Stated task »
Omit the pictures from the entries below and retype everything else exactly.
--- Start ---
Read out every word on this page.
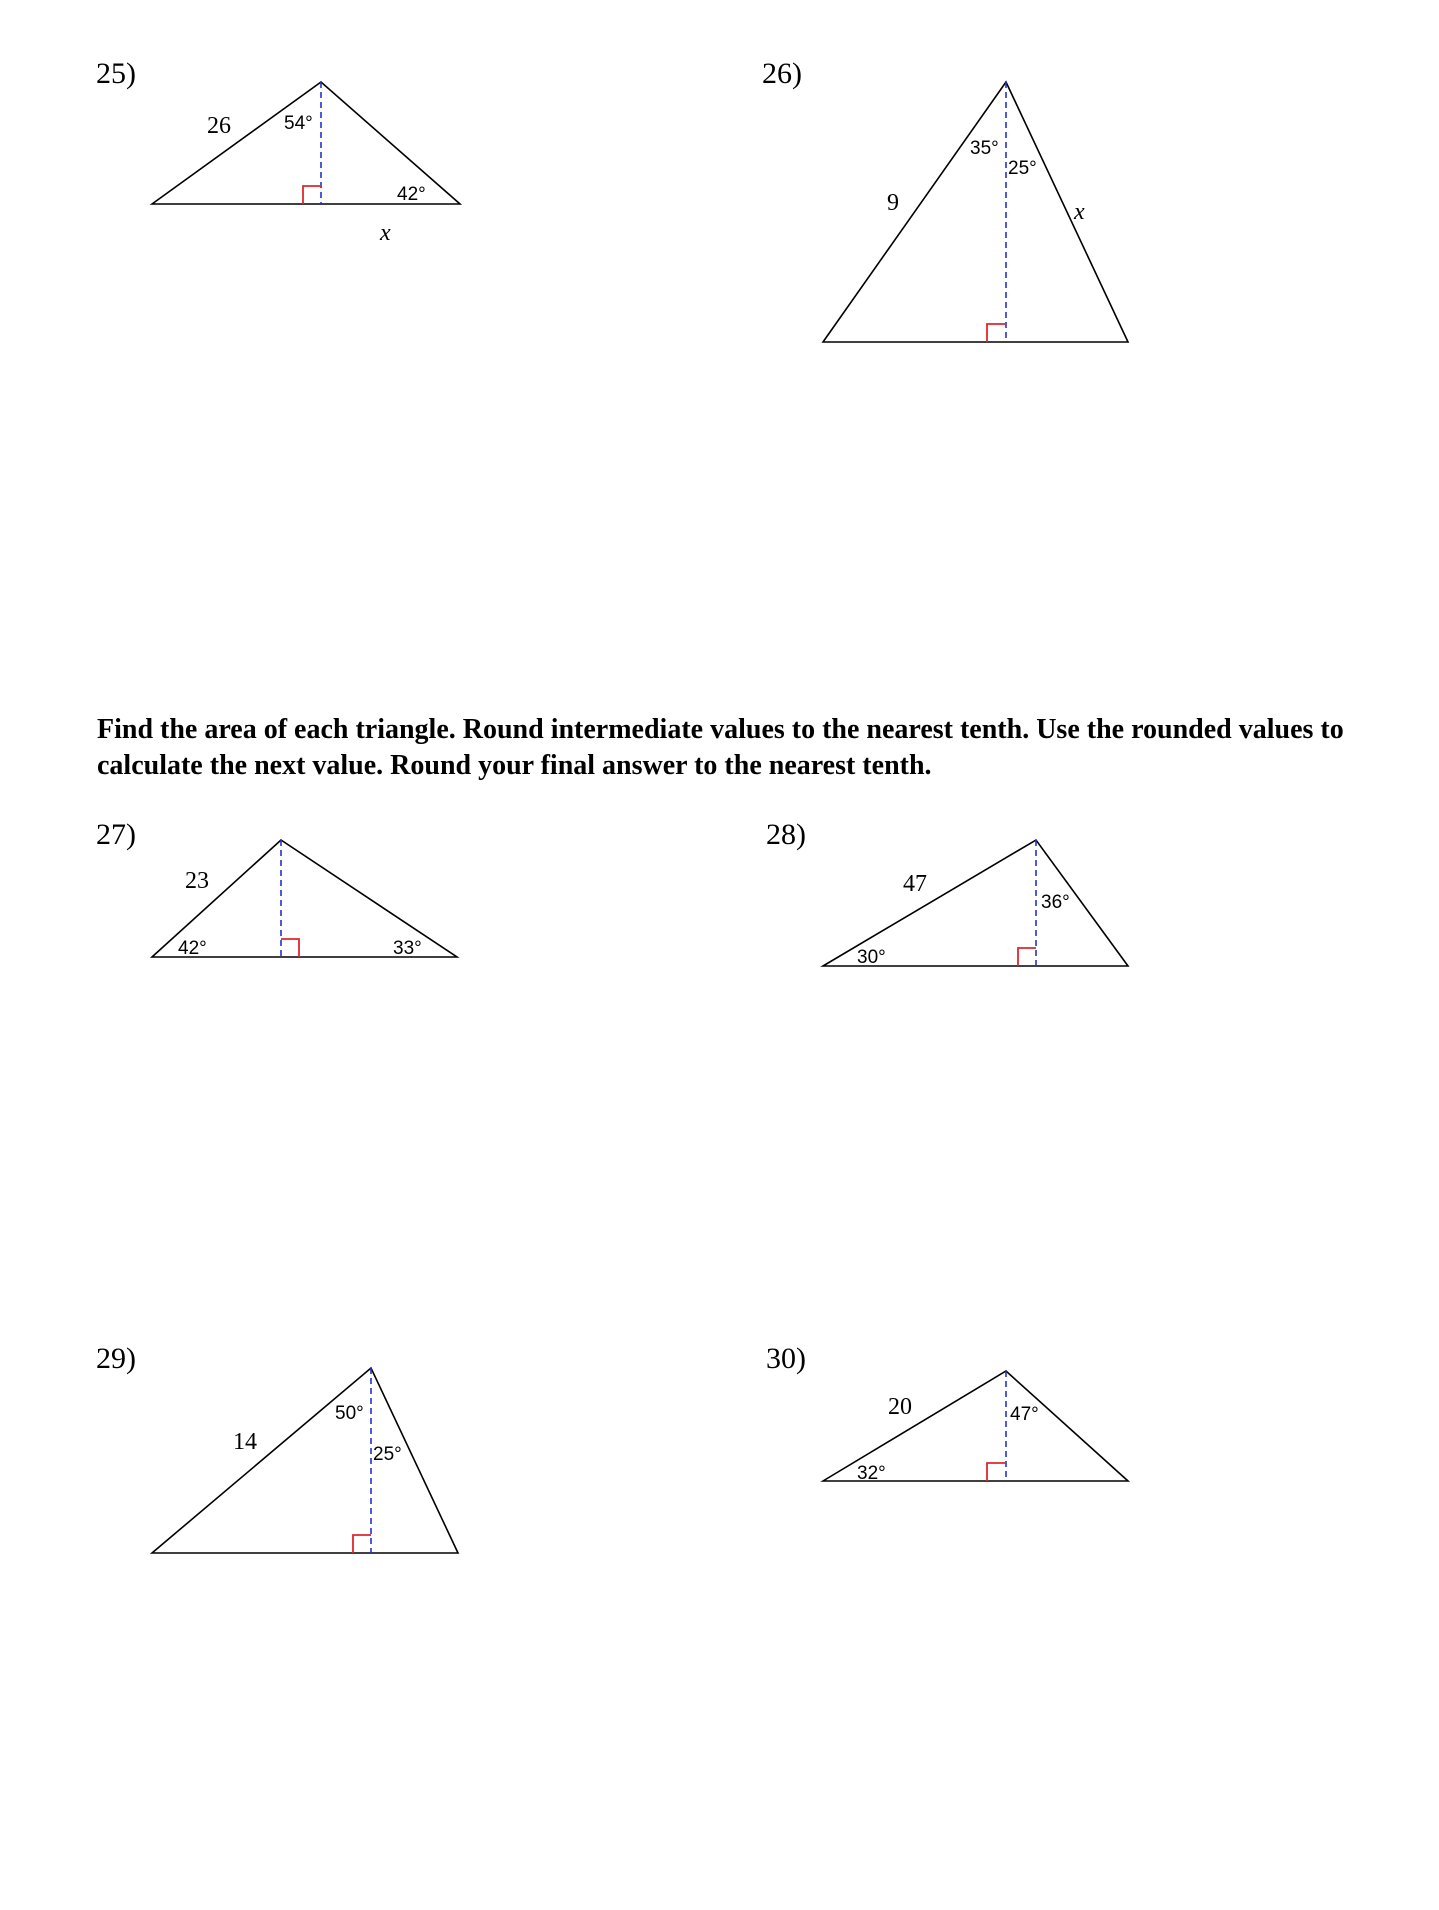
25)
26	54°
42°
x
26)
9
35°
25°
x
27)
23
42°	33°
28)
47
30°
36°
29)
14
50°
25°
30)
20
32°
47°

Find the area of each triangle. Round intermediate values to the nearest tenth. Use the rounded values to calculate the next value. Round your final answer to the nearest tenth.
--- End ---
Solution to this exercise »
Read out every word on this page.
25)
26	54°
42°
x
26)
9
35°
25°
x
27)
23
42°	33°
28)
47
30°
36°
29)
14
50°
25°
30)
20
32°
47°

Find the area of each triangle. Round intermediate values to the nearest tenth. Use the rounded values to calculate the next value. Round your final answer to the nearest tenth.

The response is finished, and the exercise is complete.